- **LISTED ENTRIES**:
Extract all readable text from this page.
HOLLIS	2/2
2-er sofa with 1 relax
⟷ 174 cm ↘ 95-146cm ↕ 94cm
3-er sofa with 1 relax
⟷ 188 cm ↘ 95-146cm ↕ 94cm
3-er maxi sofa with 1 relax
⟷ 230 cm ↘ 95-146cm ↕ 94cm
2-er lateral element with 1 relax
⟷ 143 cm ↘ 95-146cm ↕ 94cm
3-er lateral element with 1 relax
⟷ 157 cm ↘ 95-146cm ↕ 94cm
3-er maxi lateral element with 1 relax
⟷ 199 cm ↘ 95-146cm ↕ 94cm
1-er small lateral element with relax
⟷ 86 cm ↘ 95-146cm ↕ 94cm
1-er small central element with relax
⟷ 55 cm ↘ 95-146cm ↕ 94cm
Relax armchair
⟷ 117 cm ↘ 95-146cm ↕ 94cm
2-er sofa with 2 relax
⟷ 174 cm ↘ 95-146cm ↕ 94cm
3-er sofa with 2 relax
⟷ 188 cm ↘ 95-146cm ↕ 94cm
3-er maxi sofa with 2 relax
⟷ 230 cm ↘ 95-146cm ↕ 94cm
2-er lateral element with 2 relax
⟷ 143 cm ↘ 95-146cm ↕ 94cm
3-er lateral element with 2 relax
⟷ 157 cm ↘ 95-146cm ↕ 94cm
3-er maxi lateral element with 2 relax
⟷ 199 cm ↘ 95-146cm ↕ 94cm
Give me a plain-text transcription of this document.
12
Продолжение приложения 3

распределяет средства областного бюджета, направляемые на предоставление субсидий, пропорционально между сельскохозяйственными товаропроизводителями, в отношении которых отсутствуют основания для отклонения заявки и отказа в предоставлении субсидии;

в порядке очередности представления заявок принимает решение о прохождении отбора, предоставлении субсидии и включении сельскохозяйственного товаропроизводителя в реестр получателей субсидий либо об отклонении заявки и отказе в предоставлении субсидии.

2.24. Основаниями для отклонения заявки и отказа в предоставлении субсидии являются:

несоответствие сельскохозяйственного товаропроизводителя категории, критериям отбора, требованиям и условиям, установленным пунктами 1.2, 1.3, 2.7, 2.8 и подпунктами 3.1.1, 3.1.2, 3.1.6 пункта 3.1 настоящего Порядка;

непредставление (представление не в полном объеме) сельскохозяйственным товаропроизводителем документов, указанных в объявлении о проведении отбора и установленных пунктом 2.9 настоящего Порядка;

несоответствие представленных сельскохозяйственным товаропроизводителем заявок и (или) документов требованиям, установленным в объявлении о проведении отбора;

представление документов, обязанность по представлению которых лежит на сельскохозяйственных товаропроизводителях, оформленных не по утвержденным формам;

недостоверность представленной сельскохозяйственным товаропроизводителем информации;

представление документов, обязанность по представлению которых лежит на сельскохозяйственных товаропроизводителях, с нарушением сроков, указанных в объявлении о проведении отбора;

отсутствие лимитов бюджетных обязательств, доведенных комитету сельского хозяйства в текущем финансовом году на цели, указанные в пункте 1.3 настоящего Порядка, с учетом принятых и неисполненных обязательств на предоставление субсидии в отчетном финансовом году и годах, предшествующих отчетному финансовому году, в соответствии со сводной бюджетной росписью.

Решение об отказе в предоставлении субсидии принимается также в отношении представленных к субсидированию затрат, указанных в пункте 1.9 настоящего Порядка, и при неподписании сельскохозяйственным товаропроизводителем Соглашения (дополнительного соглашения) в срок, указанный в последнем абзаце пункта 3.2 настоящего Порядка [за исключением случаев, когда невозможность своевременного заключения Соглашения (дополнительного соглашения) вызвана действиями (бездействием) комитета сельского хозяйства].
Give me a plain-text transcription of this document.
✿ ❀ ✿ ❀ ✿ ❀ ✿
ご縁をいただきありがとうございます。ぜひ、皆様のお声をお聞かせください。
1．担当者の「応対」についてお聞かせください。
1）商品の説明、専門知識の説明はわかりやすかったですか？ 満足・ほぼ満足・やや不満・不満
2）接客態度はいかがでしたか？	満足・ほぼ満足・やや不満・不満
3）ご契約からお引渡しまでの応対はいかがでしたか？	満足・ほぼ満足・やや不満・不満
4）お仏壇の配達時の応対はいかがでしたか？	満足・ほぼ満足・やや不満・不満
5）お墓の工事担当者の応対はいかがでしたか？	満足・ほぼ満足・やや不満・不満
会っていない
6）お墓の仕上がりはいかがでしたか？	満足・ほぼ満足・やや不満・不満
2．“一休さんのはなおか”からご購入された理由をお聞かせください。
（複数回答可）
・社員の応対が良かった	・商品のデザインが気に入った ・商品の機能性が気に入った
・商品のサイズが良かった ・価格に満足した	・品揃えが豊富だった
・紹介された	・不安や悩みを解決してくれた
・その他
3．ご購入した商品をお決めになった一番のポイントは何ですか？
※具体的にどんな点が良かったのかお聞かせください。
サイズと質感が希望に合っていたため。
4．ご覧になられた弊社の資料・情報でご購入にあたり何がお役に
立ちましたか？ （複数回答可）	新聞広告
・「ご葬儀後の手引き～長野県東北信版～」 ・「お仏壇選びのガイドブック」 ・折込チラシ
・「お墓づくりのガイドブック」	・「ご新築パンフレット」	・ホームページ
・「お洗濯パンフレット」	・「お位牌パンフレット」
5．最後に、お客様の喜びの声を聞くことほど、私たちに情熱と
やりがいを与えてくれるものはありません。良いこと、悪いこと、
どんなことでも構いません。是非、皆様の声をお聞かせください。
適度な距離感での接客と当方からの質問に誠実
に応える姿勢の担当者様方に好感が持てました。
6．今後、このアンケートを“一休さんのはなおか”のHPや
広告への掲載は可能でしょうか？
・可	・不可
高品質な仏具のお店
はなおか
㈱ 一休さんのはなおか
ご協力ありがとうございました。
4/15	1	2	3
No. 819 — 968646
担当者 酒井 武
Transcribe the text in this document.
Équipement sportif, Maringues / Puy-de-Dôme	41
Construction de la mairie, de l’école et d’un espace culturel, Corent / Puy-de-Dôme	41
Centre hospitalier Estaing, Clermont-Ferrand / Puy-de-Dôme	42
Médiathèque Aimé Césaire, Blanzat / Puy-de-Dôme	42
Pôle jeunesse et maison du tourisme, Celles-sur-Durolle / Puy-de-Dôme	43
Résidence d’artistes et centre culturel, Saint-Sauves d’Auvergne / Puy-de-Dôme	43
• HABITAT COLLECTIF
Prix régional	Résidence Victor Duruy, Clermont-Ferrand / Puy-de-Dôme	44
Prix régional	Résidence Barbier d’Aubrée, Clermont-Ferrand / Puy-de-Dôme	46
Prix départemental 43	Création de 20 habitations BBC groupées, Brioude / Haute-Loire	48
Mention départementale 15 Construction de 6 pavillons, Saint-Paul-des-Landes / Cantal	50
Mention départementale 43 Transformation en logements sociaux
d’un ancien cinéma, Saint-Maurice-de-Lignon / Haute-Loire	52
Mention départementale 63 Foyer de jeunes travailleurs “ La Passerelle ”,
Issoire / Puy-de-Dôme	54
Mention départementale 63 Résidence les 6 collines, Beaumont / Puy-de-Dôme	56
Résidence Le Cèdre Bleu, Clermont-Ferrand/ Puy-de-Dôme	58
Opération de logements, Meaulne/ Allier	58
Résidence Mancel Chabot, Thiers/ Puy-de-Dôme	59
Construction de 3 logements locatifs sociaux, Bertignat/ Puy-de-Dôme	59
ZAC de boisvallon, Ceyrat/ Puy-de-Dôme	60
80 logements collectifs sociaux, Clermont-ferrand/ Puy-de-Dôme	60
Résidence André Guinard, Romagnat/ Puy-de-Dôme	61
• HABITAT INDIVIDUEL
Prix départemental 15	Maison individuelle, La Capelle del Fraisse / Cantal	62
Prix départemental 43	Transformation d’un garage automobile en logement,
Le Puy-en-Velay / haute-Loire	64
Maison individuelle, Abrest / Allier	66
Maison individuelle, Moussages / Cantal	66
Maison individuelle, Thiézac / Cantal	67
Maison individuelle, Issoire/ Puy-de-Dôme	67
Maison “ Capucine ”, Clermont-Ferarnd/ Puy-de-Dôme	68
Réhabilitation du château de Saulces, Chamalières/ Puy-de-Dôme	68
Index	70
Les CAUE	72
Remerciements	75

- **EXERCISE REQUIREMENTS**:
Select every line above that contains the word "element", and copy it.

- **RESPONSE FOR THIS EXERCISE**:
2-er lateral element with 1 relax
3-er lateral element with 1 relax
3-er maxi lateral element with 1 relax
1-er small lateral element with relax
1-er small central element with relax
2-er lateral element with 2 relax
3-er lateral element with 2 relax
3-er maxi lateral element with 2 relax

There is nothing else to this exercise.